## YOUR GOAL
Look through the listing below and report how many lines contain "vector", as a bare number.

[Records]

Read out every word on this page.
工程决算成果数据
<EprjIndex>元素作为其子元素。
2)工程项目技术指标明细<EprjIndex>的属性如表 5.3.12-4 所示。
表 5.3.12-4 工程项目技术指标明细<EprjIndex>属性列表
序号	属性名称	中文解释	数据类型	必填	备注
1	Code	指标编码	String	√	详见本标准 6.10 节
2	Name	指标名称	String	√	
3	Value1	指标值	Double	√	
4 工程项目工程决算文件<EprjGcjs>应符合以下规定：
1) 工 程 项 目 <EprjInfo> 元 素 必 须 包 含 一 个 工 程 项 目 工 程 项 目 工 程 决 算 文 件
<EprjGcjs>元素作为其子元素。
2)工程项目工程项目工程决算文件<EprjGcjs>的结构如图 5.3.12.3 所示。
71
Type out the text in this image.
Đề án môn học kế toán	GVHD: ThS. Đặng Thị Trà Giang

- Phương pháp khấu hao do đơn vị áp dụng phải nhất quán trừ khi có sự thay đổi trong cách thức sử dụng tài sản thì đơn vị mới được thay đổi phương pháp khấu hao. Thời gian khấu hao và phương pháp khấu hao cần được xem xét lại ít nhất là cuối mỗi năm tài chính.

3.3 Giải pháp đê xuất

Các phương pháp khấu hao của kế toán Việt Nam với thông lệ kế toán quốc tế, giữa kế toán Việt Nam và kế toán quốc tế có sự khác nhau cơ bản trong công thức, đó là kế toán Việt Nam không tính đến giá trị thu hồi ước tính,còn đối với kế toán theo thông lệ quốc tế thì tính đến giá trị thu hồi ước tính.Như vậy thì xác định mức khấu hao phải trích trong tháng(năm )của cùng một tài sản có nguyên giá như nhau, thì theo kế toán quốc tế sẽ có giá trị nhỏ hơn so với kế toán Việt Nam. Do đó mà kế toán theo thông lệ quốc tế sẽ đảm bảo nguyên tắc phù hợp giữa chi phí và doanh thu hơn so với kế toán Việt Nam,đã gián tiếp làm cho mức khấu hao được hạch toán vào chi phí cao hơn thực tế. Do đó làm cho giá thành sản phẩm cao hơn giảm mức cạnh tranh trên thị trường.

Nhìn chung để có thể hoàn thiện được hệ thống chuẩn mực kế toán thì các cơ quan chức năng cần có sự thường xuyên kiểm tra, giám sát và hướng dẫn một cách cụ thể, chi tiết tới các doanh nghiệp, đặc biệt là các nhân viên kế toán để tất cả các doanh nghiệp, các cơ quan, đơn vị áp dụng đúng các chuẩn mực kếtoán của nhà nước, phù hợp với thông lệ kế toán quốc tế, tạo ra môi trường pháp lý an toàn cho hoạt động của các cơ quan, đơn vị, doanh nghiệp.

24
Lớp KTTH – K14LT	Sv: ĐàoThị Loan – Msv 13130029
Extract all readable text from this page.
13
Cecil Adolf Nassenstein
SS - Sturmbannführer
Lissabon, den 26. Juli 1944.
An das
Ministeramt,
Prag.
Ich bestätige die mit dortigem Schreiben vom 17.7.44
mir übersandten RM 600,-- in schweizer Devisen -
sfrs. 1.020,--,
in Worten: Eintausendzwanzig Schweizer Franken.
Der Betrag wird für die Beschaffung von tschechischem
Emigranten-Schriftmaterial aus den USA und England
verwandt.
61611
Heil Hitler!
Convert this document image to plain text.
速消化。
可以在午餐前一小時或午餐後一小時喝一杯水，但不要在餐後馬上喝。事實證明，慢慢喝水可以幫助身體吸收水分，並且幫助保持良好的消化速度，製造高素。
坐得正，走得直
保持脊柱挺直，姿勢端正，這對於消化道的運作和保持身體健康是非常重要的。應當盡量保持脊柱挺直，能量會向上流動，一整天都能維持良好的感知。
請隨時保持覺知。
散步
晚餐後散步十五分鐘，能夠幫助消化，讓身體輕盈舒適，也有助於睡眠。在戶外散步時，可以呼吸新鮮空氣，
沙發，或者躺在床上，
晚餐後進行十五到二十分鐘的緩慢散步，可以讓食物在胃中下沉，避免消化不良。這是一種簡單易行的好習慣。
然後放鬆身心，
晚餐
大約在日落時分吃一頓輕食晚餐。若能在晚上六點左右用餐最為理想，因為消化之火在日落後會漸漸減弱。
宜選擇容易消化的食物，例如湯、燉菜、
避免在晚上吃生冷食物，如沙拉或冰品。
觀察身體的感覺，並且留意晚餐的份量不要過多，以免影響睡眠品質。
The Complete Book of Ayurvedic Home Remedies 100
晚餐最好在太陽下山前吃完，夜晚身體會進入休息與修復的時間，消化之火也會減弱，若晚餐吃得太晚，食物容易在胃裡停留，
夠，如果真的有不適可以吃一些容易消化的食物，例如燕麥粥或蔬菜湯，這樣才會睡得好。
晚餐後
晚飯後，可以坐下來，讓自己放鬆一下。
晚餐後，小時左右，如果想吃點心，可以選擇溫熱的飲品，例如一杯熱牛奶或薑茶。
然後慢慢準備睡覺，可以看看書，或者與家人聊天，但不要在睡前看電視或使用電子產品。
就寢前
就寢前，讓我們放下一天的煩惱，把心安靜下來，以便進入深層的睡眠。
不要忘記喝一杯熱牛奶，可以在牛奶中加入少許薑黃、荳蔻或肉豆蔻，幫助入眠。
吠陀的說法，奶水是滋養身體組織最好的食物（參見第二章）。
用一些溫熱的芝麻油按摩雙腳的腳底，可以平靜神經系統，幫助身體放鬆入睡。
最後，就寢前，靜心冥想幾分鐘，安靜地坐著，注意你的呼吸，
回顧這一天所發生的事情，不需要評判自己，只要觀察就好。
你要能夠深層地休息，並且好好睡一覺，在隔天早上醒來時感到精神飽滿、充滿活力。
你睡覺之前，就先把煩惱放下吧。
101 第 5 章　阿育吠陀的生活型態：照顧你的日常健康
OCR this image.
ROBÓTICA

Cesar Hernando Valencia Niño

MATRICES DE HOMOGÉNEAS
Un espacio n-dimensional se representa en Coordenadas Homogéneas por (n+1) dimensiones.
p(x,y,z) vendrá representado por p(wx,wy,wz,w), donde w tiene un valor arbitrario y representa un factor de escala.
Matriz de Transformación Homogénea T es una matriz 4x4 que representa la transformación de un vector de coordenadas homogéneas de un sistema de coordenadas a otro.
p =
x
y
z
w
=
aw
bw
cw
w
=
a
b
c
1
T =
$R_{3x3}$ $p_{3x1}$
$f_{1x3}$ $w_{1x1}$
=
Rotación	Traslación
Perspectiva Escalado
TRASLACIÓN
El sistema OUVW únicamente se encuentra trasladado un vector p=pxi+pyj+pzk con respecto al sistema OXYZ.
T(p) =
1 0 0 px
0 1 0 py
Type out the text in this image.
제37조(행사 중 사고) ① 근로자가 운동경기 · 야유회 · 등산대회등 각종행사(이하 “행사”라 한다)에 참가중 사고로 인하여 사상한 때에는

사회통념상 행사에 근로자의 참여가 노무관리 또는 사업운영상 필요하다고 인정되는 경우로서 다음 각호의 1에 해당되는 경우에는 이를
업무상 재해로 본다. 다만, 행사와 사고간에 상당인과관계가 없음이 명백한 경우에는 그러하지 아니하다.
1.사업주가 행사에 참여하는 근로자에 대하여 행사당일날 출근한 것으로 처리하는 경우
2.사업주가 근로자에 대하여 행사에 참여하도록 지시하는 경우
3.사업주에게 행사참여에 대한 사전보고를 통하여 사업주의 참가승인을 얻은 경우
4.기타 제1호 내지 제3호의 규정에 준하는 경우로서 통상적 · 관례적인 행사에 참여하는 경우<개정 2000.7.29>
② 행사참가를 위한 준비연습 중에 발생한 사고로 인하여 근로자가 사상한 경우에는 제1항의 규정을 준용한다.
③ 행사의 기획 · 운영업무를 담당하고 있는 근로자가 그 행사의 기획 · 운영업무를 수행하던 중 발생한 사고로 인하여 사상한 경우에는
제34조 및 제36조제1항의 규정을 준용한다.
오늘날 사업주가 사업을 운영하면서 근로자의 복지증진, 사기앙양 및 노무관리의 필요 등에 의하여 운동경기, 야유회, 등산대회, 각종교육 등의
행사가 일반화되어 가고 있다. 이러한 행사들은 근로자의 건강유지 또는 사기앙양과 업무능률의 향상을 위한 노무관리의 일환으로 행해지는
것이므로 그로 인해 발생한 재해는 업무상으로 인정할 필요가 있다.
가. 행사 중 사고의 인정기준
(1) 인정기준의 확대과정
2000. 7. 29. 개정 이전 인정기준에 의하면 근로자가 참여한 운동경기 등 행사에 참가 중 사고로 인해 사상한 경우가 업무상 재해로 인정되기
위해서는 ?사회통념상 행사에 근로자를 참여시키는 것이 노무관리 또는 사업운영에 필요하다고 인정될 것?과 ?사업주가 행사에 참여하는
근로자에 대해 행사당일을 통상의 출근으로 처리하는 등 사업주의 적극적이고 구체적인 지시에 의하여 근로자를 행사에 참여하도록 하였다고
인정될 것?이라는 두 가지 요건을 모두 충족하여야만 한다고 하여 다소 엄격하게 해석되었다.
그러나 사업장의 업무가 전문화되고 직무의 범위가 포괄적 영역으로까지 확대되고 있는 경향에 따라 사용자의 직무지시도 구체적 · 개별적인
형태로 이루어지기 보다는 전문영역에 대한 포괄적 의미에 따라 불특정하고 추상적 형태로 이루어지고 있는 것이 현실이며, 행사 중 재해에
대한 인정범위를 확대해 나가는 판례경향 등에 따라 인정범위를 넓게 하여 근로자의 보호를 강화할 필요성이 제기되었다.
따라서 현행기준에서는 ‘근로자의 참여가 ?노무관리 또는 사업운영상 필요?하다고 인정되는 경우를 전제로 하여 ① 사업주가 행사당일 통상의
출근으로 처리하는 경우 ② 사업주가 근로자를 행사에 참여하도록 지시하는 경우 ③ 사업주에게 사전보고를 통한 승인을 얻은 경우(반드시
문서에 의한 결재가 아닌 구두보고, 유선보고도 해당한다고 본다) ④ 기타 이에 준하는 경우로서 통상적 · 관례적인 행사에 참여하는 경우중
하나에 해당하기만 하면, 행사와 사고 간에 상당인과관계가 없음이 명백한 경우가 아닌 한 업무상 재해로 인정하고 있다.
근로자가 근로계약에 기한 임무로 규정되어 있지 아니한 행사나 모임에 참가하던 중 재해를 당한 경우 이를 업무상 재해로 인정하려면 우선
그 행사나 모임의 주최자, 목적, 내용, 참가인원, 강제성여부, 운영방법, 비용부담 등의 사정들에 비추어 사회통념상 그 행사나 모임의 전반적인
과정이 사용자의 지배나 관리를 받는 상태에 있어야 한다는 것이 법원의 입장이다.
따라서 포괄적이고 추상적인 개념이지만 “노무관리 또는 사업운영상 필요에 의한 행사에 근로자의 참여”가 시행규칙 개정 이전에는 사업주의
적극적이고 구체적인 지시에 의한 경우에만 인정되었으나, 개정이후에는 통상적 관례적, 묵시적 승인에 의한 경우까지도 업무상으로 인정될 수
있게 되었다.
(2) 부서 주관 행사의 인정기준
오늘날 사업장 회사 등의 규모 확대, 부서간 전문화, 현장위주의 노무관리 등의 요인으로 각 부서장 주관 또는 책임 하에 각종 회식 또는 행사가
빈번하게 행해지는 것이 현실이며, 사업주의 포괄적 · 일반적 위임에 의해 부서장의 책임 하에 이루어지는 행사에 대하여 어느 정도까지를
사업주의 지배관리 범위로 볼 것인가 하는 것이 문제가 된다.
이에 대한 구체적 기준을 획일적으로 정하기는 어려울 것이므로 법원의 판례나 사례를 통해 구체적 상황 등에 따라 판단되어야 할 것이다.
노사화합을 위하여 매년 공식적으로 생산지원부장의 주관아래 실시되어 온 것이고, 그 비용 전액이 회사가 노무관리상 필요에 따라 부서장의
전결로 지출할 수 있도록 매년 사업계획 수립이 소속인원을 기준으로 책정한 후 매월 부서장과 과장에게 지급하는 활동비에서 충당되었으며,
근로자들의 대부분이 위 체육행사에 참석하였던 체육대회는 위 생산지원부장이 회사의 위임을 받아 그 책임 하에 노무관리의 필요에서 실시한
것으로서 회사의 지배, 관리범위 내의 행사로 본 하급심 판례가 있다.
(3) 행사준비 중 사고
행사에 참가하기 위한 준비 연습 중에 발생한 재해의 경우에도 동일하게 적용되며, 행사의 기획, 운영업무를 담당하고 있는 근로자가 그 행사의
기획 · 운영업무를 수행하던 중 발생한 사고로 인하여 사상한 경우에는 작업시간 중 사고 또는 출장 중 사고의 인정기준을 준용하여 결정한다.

## ANSWER
2